Entries shown:

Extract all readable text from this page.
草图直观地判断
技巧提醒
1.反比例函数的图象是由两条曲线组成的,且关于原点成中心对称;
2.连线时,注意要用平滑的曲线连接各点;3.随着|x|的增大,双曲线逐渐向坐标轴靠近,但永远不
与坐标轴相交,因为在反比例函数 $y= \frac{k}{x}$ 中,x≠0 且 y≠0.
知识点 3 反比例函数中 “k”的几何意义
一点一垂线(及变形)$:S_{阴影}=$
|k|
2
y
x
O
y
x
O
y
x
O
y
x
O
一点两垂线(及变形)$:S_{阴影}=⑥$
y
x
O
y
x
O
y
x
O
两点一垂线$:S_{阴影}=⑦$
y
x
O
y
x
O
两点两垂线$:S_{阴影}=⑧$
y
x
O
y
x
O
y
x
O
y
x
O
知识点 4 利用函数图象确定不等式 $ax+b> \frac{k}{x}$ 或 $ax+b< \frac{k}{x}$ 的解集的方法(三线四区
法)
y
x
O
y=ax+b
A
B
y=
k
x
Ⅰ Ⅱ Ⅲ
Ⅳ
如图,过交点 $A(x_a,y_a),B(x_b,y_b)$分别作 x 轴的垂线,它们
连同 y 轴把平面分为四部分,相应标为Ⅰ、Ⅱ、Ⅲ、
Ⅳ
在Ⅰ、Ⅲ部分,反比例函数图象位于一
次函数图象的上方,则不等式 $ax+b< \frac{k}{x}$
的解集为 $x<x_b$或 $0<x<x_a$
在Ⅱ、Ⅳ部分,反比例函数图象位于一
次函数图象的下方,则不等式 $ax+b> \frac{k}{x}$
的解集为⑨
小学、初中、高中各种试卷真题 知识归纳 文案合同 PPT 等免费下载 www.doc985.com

Instructions for the task:
Show every line from the listing above in which the string "frac" appears.

Output for this task:
与坐标轴相交,因为在反比例函数 $y= \frac{k}{x}$ 中,x≠0 且 y≠0.
知识点 4 利用函数图象确定不等式 $ax+b> \frac{k}{x}$ 或 $ax+b< \frac{k}{x}$ 的解集的方法(三线四区
次函数图象的上方,则不等式 $ax+b< \frac{k}{x}$
次函数图象的下方,则不等式 $ax+b> \frac{k}{x}$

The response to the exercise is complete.